#### STORED RECORDS:

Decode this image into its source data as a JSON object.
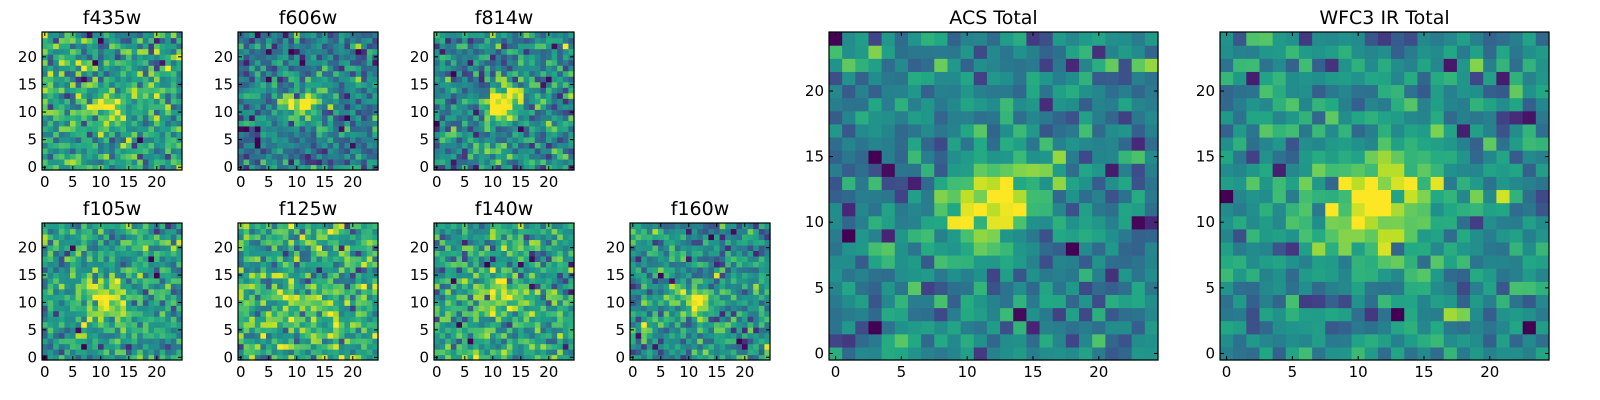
{
  "colormap": "viridis",
  "colors": {
    "low": "#440154",
    "mid": "#21918c",
    "high": "#fde725",
    "axis": "#000000"
  },
  "chart_data": [
    {
      "type": "heatmap",
      "title": "f435w",
      "grid_size": [
        25,
        25
      ],
      "xlim": [
        0,
        25
      ],
      "ylim": [
        0,
        25
      ],
      "xticks": [
        0,
        5,
        10,
        15,
        20
      ],
      "yticks": [
        0,
        5,
        10,
        15,
        20
      ],
      "source": {
        "center": [
          11.5,
          11.5
        ],
        "sigma": 1.7,
        "elongation": 1.4,
        "angle_deg": 30,
        "peak": 0.95
      },
      "background": {
        "level": 0.58,
        "noise": 0.16
      }
    },
    {
      "type": "heatmap",
      "title": "f606w",
      "grid_size": [
        25,
        25
      ],
      "xlim": [
        0,
        25
      ],
      "ylim": [
        0,
        25
      ],
      "xticks": [
        0,
        5,
        10,
        15,
        20
      ],
      "yticks": [
        0,
        5,
        10,
        15,
        20
      ],
      "source": {
        "center": [
          12,
          12
        ],
        "sigma": 1.6,
        "elongation": 1.5,
        "angle_deg": 35,
        "peak": 0.97
      },
      "background": {
        "level": 0.42,
        "noise": 0.16
      }
    },
    {
      "type": "heatmap",
      "title": "f814w",
      "grid_size": [
        25,
        25
      ],
      "xlim": [
        0,
        25
      ],
      "ylim": [
        0,
        25
      ],
      "xticks": [
        0,
        5,
        10,
        15,
        20
      ],
      "yticks": [
        0,
        5,
        10,
        15,
        20
      ],
      "source": {
        "center": [
          12,
          12
        ],
        "sigma": 1.7,
        "elongation": 1.5,
        "angle_deg": 30,
        "peak": 0.97
      },
      "background": {
        "level": 0.48,
        "noise": 0.17
      }
    },
    {
      "type": "heatmap",
      "title": "f105w",
      "grid_size": [
        25,
        25
      ],
      "xlim": [
        0,
        25
      ],
      "ylim": [
        0,
        25
      ],
      "xticks": [
        0,
        5,
        10,
        15,
        20
      ],
      "yticks": [
        0,
        5,
        10,
        15,
        20
      ],
      "source": {
        "center": [
          11,
          11
        ],
        "sigma": 2.2,
        "elongation": 1.1,
        "angle_deg": 0,
        "peak": 0.95
      },
      "background": {
        "level": 0.56,
        "noise": 0.14
      }
    },
    {
      "type": "heatmap",
      "title": "f125w",
      "grid_size": [
        25,
        25
      ],
      "xlim": [
        0,
        25
      ],
      "ylim": [
        0,
        25
      ],
      "xticks": [
        0,
        5,
        10,
        15,
        20
      ],
      "yticks": [
        0,
        5,
        10,
        15,
        20
      ],
      "source": {
        "center": [
          11.5,
          11
        ],
        "sigma": 2.2,
        "elongation": 1.1,
        "angle_deg": 0,
        "peak": 0.8
      },
      "background": {
        "level": 0.62,
        "noise": 0.17
      }
    },
    {
      "type": "heatmap",
      "title": "f140w",
      "grid_size": [
        25,
        25
      ],
      "xlim": [
        0,
        25
      ],
      "ylim": [
        0,
        25
      ],
      "xticks": [
        0,
        5,
        10,
        15,
        20
      ],
      "yticks": [
        0,
        5,
        10,
        15,
        20
      ],
      "source": {
        "center": [
          12.5,
          11.5
        ],
        "sigma": 2.3,
        "elongation": 1.1,
        "angle_deg": 0,
        "peak": 0.85
      },
      "background": {
        "level": 0.58,
        "noise": 0.16
      }
    },
    {
      "type": "heatmap",
      "title": "f160w",
      "grid_size": [
        25,
        25
      ],
      "xlim": [
        0,
        25
      ],
      "ylim": [
        0,
        25
      ],
      "xticks": [
        0,
        5,
        10,
        15,
        20
      ],
      "yticks": [
        0,
        5,
        10,
        15,
        20
      ],
      "source": {
        "center": [
          11.5,
          11.5
        ],
        "sigma": 2.0,
        "elongation": 1.1,
        "angle_deg": 0,
        "peak": 0.92
      },
      "background": {
        "level": 0.5,
        "noise": 0.15
      }
    },
    {
      "type": "heatmap",
      "title": "ACS Total",
      "grid_size": [
        25,
        25
      ],
      "xlim": [
        0,
        25
      ],
      "ylim": [
        0,
        25
      ],
      "xticks": [
        0,
        5,
        10,
        15,
        20
      ],
      "yticks": [
        0,
        5,
        10,
        15,
        20
      ],
      "source": {
        "center": [
          12.5,
          12
        ],
        "sigma": 1.7,
        "elongation": 1.6,
        "angle_deg": 30,
        "peak": 1.0
      },
      "background": {
        "level": 0.45,
        "noise": 0.13
      }
    },
    {
      "type": "heatmap",
      "title": "WFC3 IR Total",
      "grid_size": [
        25,
        25
      ],
      "xlim": [
        0,
        25
      ],
      "ylim": [
        0,
        25
      ],
      "xticks": [
        0,
        5,
        10,
        15,
        20
      ],
      "yticks": [
        0,
        5,
        10,
        15,
        20
      ],
      "source": {
        "center": [
          12,
          12
        ],
        "sigma": 2.5,
        "elongation": 1.15,
        "angle_deg": 20,
        "peak": 1.0
      },
      "background": {
        "level": 0.48,
        "noise": 0.12
      }
    }
  ]
}
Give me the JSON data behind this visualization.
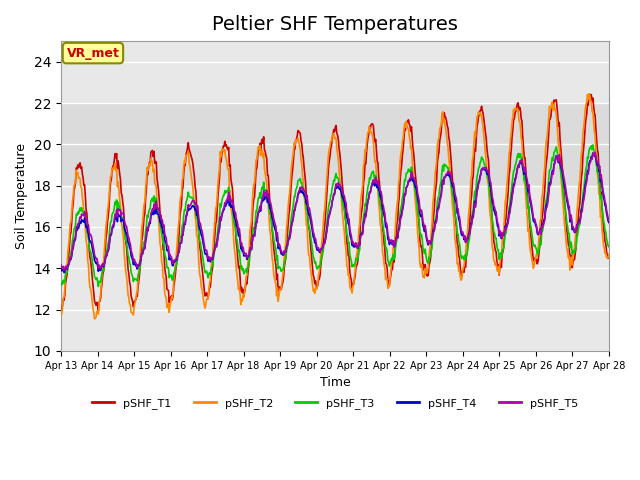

#### TASK DETAILS:
Return every line of the preceding records in which the word "level" appears.

#### RESULT OF THIS EXERCISE:
        "level": 0.58,
        "level": 0.42,
        "level": 0.48,
        "level": 0.56,
        "level": 0.62,
        "level": 0.58,
        "level": 0.5,
        "level": 0.45,
        "level": 0.48,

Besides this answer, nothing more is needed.